▸ **What you need to do**
The listing beneath should be written out in full, exactly as shown.

--- Start Provided information ---

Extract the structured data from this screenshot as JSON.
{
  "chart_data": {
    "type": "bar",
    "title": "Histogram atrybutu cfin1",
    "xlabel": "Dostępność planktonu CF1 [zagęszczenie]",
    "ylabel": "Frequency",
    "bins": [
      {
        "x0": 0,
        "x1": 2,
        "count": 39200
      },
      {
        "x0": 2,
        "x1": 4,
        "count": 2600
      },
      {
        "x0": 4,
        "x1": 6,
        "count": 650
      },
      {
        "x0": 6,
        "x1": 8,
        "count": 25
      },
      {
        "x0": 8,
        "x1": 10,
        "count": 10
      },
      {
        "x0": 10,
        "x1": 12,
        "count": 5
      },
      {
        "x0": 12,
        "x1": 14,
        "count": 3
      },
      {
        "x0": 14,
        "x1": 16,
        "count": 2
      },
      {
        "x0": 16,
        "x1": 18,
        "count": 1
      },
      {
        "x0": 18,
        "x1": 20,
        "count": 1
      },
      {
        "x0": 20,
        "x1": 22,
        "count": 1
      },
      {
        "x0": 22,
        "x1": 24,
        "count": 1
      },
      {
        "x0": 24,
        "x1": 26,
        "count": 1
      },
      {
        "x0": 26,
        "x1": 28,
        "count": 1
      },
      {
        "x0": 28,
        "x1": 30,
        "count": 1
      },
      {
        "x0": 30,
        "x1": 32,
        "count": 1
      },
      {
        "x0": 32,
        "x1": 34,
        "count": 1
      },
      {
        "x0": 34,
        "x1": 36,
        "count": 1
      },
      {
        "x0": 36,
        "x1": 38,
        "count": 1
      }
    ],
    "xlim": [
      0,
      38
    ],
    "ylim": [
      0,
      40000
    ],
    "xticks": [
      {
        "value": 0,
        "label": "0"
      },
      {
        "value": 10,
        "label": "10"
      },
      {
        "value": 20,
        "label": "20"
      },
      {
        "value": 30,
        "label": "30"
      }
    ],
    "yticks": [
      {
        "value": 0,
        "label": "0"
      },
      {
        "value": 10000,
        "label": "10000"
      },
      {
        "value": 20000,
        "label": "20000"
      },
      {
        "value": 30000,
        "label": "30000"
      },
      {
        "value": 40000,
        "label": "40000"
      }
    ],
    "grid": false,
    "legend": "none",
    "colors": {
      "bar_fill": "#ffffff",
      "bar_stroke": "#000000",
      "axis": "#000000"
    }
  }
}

--- End Provided information ---

▸ **Result for this task**
Extract the structured data from this screenshot as JSON.
{
  "chart_data": {
    "type": "bar",
    "title": "Histogram atrybutu cfin1",
    "xlabel": "Dostępność planktonu CF1 [zagęszczenie]",
    "ylabel": "Frequency",
    "bins": [
      {
        "x0": 0,
        "x1": 2,
        "count": 39200
      },
      {
        "x0": 2,
        "x1": 4,
        "count": 2600
      },
      {
        "x0": 4,
        "x1": 6,
        "count": 650
      },
      {
        "x0": 6,
        "x1": 8,
        "count": 25
      },
      {
        "x0": 8,
        "x1": 10,
        "count": 10
      },
      {
        "x0": 10,
        "x1": 12,
        "count": 5
      },
      {
        "x0": 12,
        "x1": 14,
        "count": 3
      },
      {
        "x0": 14,
        "x1": 16,
        "count": 2
      },
      {
        "x0": 16,
        "x1": 18,
        "count": 1
      },
      {
        "x0": 18,
        "x1": 20,
        "count": 1
      },
      {
        "x0": 20,
        "x1": 22,
        "count": 1
      },
      {
        "x0": 22,
        "x1": 24,
        "count": 1
      },
      {
        "x0": 24,
        "x1": 26,
        "count": 1
      },
      {
        "x0": 26,
        "x1": 28,
        "count": 1
      },
      {
        "x0": 28,
        "x1": 30,
        "count": 1
      },
      {
        "x0": 30,
        "x1": 32,
        "count": 1
      },
      {
        "x0": 32,
        "x1": 34,
        "count": 1
      },
      {
        "x0": 34,
        "x1": 36,
        "count": 1
      },
      {
        "x0": 36,
        "x1": 38,
        "count": 1
      }
    ],
    "xlim": [
      0,
      38
    ],
    "ylim": [
      0,
      40000
    ],
    "xticks": [
      {
        "value": 0,
        "label": "0"
      },
      {
        "value": 10,
        "label": "10"
      },
      {
        "value": 20,
        "label": "20"
      },
      {
        "value": 30,
        "label": "30"
      }
    ],
    "yticks": [
      {
        "value": 0,
        "label": "0"
      },
      {
        "value": 10000,
        "label": "10000"
      },
      {
        "value": 20000,
        "label": "20000"
      },
      {
        "value": 30000,
        "label": "30000"
      },
      {
        "value": 40000,
        "label": "40000"
      }
    ],
    "grid": false,
    "legend": "none",
    "colors": {
      "bar_fill": "#ffffff",
      "bar_stroke": "#000000",
      "axis": "#000000"
    }
  }
}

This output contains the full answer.